──────── Stored data

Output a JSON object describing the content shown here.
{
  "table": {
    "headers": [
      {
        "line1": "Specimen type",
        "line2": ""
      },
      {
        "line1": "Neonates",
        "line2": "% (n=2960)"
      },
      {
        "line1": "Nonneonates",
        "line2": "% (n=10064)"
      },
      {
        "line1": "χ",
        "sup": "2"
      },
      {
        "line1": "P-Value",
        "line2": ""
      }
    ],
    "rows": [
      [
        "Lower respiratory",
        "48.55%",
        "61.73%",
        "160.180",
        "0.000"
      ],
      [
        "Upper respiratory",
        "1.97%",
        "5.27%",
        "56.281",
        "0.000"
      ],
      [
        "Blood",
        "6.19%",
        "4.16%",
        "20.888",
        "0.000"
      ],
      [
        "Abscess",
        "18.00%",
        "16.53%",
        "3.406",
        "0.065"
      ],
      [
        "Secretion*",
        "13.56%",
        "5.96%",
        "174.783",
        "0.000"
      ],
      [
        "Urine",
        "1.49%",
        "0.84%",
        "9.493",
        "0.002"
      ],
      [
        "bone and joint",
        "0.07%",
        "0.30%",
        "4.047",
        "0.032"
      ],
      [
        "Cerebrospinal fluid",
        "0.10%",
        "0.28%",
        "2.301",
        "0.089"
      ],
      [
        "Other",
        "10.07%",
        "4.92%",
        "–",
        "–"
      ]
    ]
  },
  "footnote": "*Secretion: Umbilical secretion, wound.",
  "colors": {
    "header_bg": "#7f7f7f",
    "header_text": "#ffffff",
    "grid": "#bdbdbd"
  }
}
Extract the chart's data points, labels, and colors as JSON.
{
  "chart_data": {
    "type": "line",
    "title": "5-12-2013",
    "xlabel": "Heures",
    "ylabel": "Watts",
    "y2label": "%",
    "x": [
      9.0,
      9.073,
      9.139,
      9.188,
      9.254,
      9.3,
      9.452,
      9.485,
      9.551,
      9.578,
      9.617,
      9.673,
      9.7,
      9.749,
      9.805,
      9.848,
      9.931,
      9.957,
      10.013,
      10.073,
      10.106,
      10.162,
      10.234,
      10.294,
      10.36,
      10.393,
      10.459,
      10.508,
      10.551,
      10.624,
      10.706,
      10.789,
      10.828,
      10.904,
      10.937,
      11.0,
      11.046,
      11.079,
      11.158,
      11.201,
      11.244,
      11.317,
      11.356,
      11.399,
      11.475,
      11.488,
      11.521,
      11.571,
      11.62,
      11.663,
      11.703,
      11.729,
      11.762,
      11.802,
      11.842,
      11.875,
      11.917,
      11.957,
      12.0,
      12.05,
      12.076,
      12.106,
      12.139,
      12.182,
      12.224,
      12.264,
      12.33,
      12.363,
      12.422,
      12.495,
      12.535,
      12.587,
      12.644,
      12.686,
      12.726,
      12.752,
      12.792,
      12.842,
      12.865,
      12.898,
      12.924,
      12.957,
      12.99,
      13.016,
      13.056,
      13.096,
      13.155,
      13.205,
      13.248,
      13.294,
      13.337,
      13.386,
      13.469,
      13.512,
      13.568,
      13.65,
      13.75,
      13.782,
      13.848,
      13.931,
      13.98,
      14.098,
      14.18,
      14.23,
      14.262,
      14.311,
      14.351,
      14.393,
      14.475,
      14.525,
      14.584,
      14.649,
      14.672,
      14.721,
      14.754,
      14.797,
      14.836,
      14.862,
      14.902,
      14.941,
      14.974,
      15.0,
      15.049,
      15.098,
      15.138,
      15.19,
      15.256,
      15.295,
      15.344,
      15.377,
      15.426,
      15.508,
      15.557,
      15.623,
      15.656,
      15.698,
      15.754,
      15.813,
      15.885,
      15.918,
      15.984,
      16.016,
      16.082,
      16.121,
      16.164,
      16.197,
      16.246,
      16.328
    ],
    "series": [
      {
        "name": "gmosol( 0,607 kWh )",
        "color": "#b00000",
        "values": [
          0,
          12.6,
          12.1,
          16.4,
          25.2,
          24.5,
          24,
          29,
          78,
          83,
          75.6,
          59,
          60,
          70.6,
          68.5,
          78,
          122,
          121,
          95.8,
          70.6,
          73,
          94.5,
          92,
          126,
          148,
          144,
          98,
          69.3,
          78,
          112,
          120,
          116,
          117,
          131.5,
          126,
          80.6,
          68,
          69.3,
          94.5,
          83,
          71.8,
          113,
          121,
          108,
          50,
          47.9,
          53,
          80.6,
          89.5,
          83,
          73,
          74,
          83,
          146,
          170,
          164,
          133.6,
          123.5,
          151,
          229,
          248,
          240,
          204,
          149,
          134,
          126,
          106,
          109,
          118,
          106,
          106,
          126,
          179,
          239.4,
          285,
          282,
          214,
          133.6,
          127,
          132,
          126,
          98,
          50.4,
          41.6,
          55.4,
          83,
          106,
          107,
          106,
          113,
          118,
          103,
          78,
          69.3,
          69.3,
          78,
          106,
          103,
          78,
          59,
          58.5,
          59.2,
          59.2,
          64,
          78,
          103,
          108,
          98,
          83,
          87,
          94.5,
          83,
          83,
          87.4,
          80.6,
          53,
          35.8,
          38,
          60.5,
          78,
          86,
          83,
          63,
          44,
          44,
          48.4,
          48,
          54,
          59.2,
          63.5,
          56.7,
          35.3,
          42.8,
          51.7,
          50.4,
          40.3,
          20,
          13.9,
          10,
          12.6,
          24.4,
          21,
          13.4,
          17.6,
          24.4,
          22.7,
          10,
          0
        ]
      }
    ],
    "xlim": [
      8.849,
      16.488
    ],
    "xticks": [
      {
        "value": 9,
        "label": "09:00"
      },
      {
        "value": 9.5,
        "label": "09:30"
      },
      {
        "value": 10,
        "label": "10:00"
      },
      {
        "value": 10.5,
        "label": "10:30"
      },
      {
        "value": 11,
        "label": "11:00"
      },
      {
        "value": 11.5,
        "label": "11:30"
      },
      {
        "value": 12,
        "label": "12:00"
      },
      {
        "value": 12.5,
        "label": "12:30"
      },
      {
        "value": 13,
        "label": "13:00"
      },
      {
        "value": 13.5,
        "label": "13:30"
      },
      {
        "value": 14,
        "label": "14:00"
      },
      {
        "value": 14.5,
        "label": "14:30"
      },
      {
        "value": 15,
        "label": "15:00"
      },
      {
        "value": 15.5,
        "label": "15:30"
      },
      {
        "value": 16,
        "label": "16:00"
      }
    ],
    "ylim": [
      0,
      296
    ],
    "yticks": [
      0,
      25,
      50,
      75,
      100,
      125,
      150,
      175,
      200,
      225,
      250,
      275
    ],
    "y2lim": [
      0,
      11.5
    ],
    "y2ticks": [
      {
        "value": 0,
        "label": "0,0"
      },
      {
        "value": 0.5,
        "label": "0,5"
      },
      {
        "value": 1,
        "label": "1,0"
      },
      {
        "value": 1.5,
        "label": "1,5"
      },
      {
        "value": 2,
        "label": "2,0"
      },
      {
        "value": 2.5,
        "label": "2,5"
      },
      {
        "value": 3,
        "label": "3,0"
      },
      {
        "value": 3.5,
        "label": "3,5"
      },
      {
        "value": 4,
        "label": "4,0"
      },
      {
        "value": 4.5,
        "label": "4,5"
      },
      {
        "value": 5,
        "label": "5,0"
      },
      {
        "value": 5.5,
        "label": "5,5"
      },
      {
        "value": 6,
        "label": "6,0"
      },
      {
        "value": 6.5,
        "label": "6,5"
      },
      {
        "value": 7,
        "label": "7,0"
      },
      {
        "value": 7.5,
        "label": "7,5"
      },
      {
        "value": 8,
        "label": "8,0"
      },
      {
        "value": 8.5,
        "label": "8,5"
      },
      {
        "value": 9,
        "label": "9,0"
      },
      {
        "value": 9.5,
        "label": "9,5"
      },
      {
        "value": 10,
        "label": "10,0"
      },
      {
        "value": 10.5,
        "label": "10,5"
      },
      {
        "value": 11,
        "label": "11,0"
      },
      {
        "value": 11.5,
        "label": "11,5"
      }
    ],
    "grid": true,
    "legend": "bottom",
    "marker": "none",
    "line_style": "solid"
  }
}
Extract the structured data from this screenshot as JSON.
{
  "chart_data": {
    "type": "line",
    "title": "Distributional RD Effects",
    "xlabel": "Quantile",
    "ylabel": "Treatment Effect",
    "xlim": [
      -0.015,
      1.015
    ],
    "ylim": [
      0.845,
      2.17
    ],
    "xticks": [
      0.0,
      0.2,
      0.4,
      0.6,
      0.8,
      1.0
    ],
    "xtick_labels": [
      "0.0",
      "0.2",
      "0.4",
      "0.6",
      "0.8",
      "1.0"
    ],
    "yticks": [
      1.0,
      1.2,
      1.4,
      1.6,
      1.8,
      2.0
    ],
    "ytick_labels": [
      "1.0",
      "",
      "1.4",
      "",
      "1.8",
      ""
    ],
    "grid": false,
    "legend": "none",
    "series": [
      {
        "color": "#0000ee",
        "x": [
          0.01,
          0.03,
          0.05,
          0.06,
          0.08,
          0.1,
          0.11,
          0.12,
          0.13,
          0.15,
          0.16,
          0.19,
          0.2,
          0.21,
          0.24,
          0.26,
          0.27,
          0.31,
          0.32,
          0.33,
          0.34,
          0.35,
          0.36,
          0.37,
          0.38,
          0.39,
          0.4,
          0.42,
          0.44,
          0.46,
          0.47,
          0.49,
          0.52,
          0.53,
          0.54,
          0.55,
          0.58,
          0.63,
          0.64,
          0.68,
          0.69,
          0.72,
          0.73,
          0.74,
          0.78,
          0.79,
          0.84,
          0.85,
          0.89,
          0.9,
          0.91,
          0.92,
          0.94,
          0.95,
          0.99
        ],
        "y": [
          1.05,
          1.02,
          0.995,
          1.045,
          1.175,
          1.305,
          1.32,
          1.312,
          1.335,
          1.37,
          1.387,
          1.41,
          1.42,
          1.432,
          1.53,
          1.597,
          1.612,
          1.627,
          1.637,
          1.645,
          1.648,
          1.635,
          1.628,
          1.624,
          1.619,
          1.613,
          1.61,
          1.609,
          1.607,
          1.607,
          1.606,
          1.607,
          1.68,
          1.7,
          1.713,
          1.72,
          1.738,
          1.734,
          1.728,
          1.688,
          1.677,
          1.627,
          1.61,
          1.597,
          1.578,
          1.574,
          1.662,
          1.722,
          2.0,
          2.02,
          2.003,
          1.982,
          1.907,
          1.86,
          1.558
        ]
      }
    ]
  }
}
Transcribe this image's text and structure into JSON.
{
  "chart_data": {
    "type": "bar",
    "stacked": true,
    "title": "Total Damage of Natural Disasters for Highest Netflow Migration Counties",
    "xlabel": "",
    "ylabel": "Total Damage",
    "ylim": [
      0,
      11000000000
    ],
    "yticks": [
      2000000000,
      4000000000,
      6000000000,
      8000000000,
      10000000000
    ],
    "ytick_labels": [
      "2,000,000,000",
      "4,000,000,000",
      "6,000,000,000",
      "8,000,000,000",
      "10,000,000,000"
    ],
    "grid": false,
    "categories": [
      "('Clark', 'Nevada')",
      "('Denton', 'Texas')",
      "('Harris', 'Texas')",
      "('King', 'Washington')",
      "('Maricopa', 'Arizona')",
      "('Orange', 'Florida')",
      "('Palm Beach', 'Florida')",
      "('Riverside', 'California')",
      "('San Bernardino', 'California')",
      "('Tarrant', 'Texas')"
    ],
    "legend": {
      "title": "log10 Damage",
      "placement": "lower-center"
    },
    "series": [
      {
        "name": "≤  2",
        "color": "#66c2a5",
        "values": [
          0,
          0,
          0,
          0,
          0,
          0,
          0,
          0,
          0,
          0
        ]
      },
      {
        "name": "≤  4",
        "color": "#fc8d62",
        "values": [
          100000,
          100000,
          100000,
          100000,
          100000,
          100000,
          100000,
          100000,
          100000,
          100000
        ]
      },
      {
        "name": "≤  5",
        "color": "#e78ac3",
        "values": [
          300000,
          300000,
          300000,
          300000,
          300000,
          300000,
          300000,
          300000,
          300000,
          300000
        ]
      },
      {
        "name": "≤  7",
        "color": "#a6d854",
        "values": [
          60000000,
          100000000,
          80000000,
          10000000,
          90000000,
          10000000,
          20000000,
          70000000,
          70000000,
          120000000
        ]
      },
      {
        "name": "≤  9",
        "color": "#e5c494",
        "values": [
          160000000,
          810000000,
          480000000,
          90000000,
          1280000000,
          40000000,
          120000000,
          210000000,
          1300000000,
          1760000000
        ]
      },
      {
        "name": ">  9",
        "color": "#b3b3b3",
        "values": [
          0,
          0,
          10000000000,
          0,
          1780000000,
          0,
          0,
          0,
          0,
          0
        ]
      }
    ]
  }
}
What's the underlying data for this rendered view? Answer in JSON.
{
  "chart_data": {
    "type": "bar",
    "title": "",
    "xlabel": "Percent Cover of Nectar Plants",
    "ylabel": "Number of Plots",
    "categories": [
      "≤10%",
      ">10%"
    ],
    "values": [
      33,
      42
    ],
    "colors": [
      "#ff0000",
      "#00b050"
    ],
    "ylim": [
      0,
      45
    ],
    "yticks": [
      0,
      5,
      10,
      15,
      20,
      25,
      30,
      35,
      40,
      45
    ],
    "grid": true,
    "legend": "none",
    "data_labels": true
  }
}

────────────────

Stated goal: Identify all lines where the word "title" shows up. Copy them.

Solution to this problem:
    "title": "5-12-2013",
    "title": "Distributional RD Effects",
    "title": "Total Damage of Natural Disasters for Highest Netflow Migration Counties",
      "title": "log10 Damage",
    "title": "",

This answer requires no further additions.